## Aim of the task
Lines containing the word "intelligent" should be extracted in full.

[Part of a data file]
--------------------

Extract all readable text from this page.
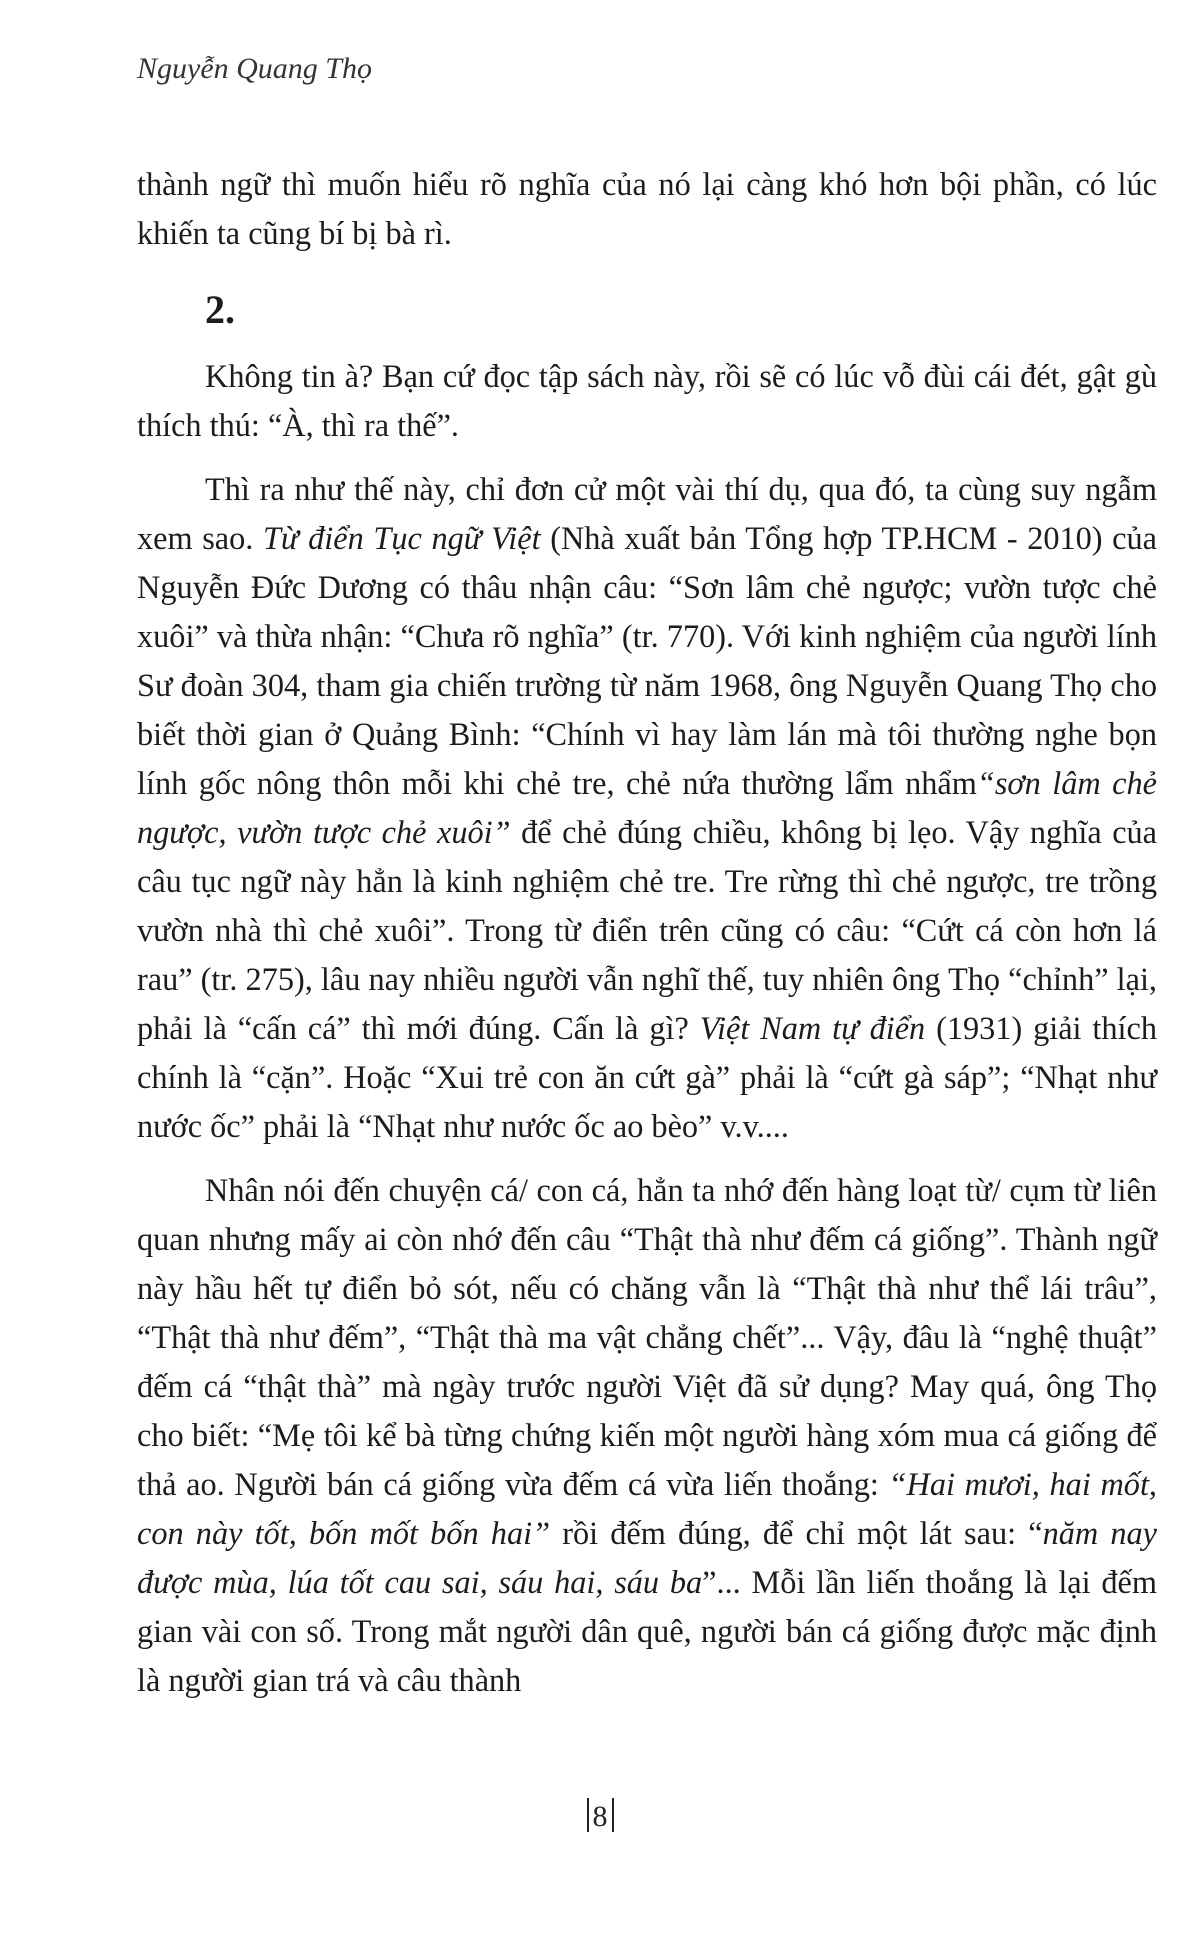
Nguyễn Quang Thọ

thành ngữ thì muốn hiểu rõ nghĩa của nó lại càng khó hơn bội phần, có lúc khiến ta cũng bí bị bà rì.

2.

Không tin à? Bạn cứ đọc tập sách này, rồi sẽ có lúc vỗ đùi cái đét, gật gù thích thú: “À, thì ra thế”.

Thì ra như thế này, chỉ đơn cử một vài thí dụ, qua đó, ta cùng suy ngẫm xem sao. Từ điển Tục ngữ Việt (Nhà xuất bản Tổng hợp TP.HCM - 2010) của Nguyễn Đức Dương có thâu nhận câu: “Sơn lâm chẻ ngược; vườn tược chẻ xuôi” và thừa nhận: “Chưa rõ nghĩa” (tr. 770). Với kinh nghiệm của người lính Sư đoàn 304, tham gia chiến trường từ năm 1968, ông Nguyễn Quang Thọ cho biết thời gian ở Quảng Bình: “Chính vì hay làm lán mà tôi thường nghe bọn lính gốc nông thôn mỗi khi chẻ tre, chẻ nứa thường lẩm nhẩm“sơn lâm chẻ ngược, vườn tược chẻ xuôi” để chẻ đúng chiều, không bị lẹo. Vậy nghĩa của câu tục ngữ này hẳn là kinh nghiệm chẻ tre. Tre rừng thì chẻ ngược, tre trồng vườn nhà thì chẻ xuôi”. Trong từ điển trên cũng có câu: “Cứt cá còn hơn lá rau” (tr. 275), lâu nay nhiều người vẫn nghĩ thế, tuy nhiên ông Thọ “chỉnh” lại, phải là “cấn cá” thì mới đúng. Cấn là gì? Việt Nam tự điển (1931) giải thích chính là “cặn”. Hoặc “Xui trẻ con ăn cứt gà” phải là “cứt gà sáp”; “Nhạt như nước ốc” phải là “Nhạt như nước ốc ao bèo” v.v....

Nhân nói đến chuyện cá/ con cá, hẳn ta nhớ đến hàng loạt từ/ cụm từ liên quan nhưng mấy ai còn nhớ đến câu “Thật thà như đếm cá giống”. Thành ngữ này hầu hết tự điển bỏ sót, nếu có chăng vẫn là “Thật thà như thể lái trâu”, “Thật thà như đếm”, “Thật thà ma vật chẳng chết”... Vậy, đâu là “nghệ thuật” đếm cá “thật thà” mà ngày trước người Việt đã sử dụng? May quá, ông Thọ cho biết: “Mẹ tôi kể bà từng chứng kiến một người hàng xóm mua cá giống để thả ao. Người bán cá giống vừa đếm cá vừa liến thoắng: “Hai mươi, hai mốt, con này tốt, bốn mốt bốn hai” rồi đếm đúng, để chỉ một lát sau: “năm nay được mùa, lúa tốt cau sai, sáu hai, sáu ba”... Mỗi lần liến thoắng là lại đếm gian vài con số. Trong mắt người dân quê, người bán cá giống được mặc định là người gian trá và câu thành

8
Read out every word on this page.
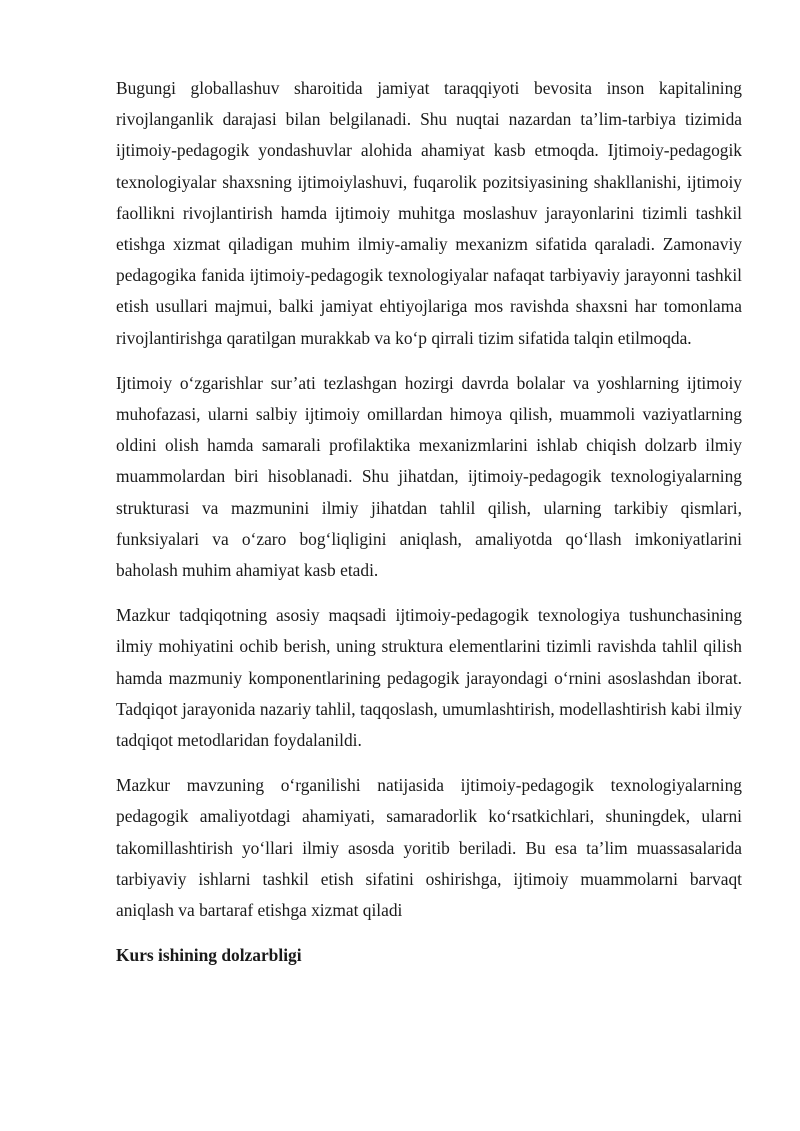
Bugungi globallashuv sharoitida jamiyat taraqqiyoti bevosita inson kapitalining rivojlanganlik darajasi bilan belgilanadi. Shu nuqtai nazardan ta’lim-tarbiya tizimida ijtimoiy-pedagogik yondashuvlar alohida ahamiyat kasb etmoqda. Ijtimoiy-pedagogik texnologiyalar shaxsning ijtimoiylashuvi, fuqarolik pozitsiyasining shakllanishi, ijtimoiy faollikni rivojlantirish hamda ijtimoiy muhitga moslashuv jarayonlarini tizimli tashkil etishga xizmat qiladigan muhim ilmiy-amaliy mexanizm sifatida qaraladi. Zamonaviy pedagogika fanida ijtimoiy-pedagogik texnologiyalar nafaqat tarbiyaviy jarayonni tashkil etish usullari majmui, balki jamiyat ehtiyojlariga mos ravishda shaxsni har tomonlama rivojlantirishga qaratilgan murakkab va ko‘p qirrali tizim sifatida talqin etilmoqda.

Ijtimoiy o‘zgarishlar sur’ati tezlashgan hozirgi davrda bolalar va yoshlarning ijtimoiy muhofazasi, ularni salbiy ijtimoiy omillardan himoya qilish, muammoli vaziyatlarning oldini olish hamda samarali profilaktika mexanizmlarini ishlab chiqish dolzarb ilmiy muammolardan biri hisoblanadi. Shu jihatdan, ijtimoiy-pedagogik texnologiyalarning strukturasi va mazmunini ilmiy jihatdan tahlil qilish, ularning tarkibiy qismlari, funksiyalari va o‘zaro bog‘liqligini aniqlash, amaliyotda qo‘llash imkoniyatlarini baholash muhim ahamiyat kasb etadi.

Mazkur tadqiqotning asosiy maqsadi ijtimoiy-pedagogik texnologiya tushunchasining ilmiy mohiyatini ochib berish, uning struktura elementlarini tizimli ravishda tahlil qilish hamda mazmuniy komponentlarining pedagogik jarayondagi o‘rnini asoslashdan iborat. Tadqiqot jarayonida nazariy tahlil, taqqoslash, umumlashtirish, modellashtirish kabi ilmiy tadqiqot metodlaridan foydalanildi.

Mazkur mavzuning o‘rganilishi natijasida ijtimoiy-pedagogik texnologiyalarning pedagogik amaliyotdagi ahamiyati, samaradorlik ko‘rsatkichlari, shuningdek, ularni takomillashtirish yo‘llari ilmiy asosda yoritib beriladi. Bu esa ta’lim muassasalarida tarbiyaviy ishlarni tashkil etish sifatini oshirishga, ijtimoiy muammolarni barvaqt aniqlash va bartaraf etishga xizmat qiladi

Kurs ishining dolzarbligi
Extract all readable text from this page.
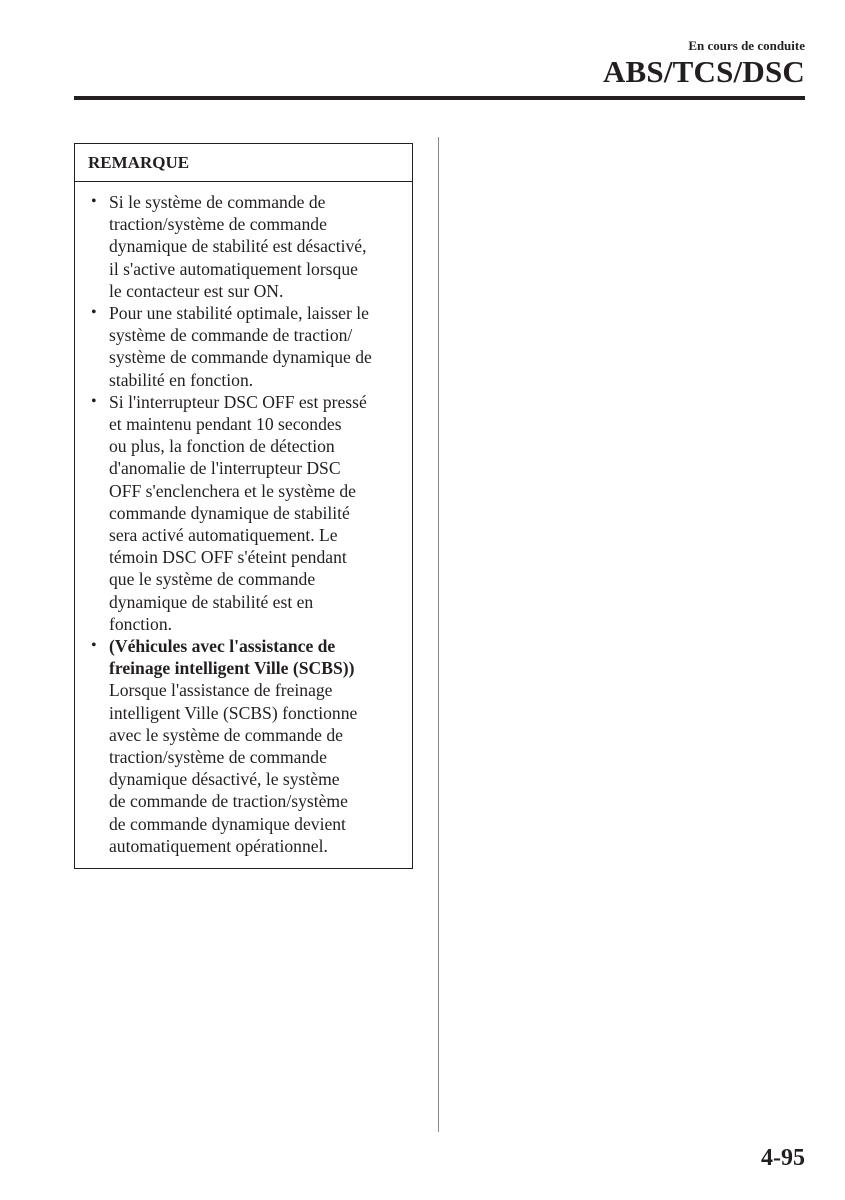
En cours de conduite
ABS/TCS/DSC
REMARQUE
• Si le système de commande de
traction/système de commande
dynamique de stabilité est désactivé,
il s'active automatiquement lorsque
le contacteur est sur ON.
• Pour une stabilité optimale, laisser le
système de commande de traction/
système de commande dynamique de
stabilité en fonction.
• Si l'interrupteur DSC OFF est pressé
et maintenu pendant 10 secondes
ou plus, la fonction de détection
d'anomalie de l'interrupteur DSC
OFF s'enclenchera et le système de
commande dynamique de stabilité
sera activé automatiquement. Le
témoin DSC OFF s'éteint pendant
que le système de commande
dynamique de stabilité est en
fonction.
• (Véhicules avec l'assistance de
freinage intelligent Ville (SCBS))
Lorsque l'assistance de freinage
intelligent Ville (SCBS) fonctionne
avec le système de commande de
traction/système de commande
dynamique désactivé, le système
de commande de traction/système
de commande dynamique devient
automatiquement opérationnel.
4-95
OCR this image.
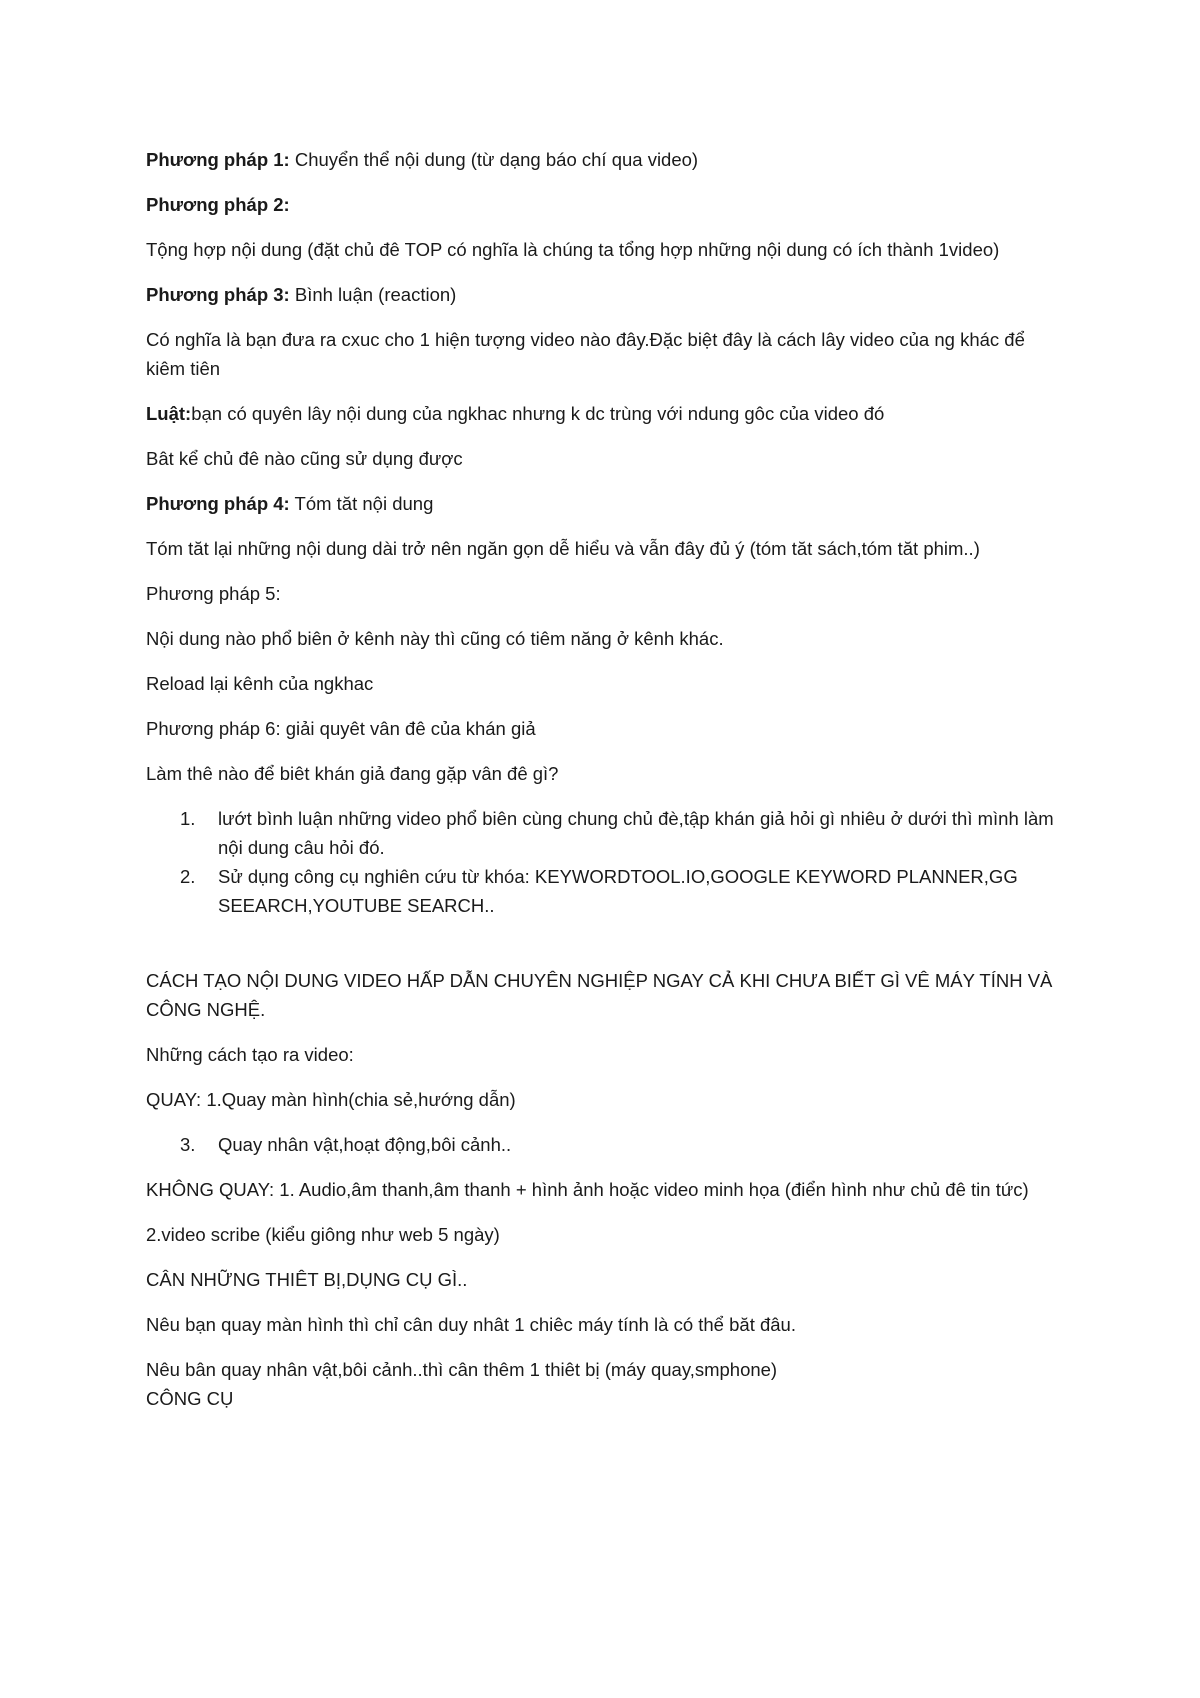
Phương pháp 1: Chuyển thể nội dung (từ dạng báo chí qua video)

Phương pháp 2:

Tộng hợp nội dung (đặt chủ đê TOP có nghĩa là chúng ta tổng hợp những nội dung có ích thành 1video)

Phương pháp 3: Bình luận (reaction)

Có nghĩa là bạn đưa ra cxuc cho 1 hiện tượng video nào đây.Đặc biệt đây là cách lây video của ng khác để kiêm tiên

Luật:bạn có quyên lây nội dung của ngkhac nhưng k dc trùng với ndung gôc của video đó

Bât kể chủ đê nào cũng sử dụng được

Phương pháp 4: Tóm tăt nội dung

Tóm tăt lại những nội dung dài trở nên ngăn gọn dễ hiểu và vẫn đây đủ ý (tóm tăt sách,tóm tăt phim..)

Phương pháp 5:

Nội dung nào phổ biên ở kênh này thì cũng có tiêm năng ở kênh khác.

Reload lại kênh của ngkhac

Phương pháp 6: giải quyêt vân đê của khán giả

Làm thê nào để biêt khán giả đang gặp vân đê gì?

1. lướt bình luận những video phổ biên cùng chung chủ đè,tập khán giả hỏi gì nhiêu ở dưới thì mình làm nội dung câu hỏi đó.
2. Sử dụng công cụ nghiên cứu từ khóa: KEYWORDTOOL.IO,GOOGLE KEYWORD PLANNER,GG SEEARCH,YOUTUBE SEARCH..

CÁCH TẠO NỘI DUNG VIDEO HẤP DẪN CHUYÊN NGHIỆP NGAY CẢ KHI CHƯA BIẾT GÌ VÊ MÁY TÍNH VÀ CÔNG NGHỆ.

Những cách tạo ra video:

QUAY: 1.Quay màn hình(chia sẻ,hướng dẫn)

3. Quay nhân vật,hoạt động,bôi cảnh..

KHÔNG QUAY: 1. Audio,âm thanh,âm thanh + hình ảnh hoặc video minh họa (điển hình như chủ đê tin tức)

2.video scribe (kiểu giông như web 5 ngày)

CÂN NHỮNG THIÊT BỊ,DỤNG CỤ GÌ..

Nêu bạn quay màn hình thì chỉ cân duy nhât 1 chiêc máy tính là có thể băt đâu.

Nêu bân quay nhân vật,bôi cảnh..thì cân thêm 1 thiêt bị (máy quay,smphone)

CÔNG CỤ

--------------------

## Correct output
freinage intelligent Ville (SCBS))
intelligent Ville (SCBS) fonctionne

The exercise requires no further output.